[Saved data entries]
-------------------------

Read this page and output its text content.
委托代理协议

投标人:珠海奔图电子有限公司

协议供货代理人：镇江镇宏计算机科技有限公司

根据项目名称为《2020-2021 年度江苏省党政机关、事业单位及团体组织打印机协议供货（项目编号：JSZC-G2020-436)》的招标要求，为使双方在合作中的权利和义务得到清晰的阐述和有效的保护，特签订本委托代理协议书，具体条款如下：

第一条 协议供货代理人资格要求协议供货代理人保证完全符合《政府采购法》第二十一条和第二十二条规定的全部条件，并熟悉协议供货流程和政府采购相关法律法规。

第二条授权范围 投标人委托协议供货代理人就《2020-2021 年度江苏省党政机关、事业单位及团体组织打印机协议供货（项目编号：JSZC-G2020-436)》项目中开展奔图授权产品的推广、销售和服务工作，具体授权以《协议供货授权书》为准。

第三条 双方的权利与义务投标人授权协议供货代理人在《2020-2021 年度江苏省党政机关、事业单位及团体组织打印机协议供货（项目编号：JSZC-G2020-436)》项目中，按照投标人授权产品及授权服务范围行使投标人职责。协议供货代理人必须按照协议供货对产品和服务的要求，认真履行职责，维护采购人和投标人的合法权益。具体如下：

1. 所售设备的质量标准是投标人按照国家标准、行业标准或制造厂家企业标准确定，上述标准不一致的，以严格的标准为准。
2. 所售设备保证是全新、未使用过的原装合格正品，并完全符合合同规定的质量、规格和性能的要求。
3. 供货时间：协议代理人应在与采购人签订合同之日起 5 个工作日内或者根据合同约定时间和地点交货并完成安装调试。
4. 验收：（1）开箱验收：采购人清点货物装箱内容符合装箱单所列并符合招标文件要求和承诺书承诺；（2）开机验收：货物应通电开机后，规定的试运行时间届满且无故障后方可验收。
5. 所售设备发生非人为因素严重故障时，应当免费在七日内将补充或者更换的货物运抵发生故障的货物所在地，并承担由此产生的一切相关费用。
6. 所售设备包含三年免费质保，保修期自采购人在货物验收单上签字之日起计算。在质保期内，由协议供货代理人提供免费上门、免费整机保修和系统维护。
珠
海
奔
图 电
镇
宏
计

-------------------------

#### WHAT TO WORK ON:
Of the lines in the material, how many contain the word "项目编号"? Reply with the number and nothing else.

#### CORRECT RESPONSE:
3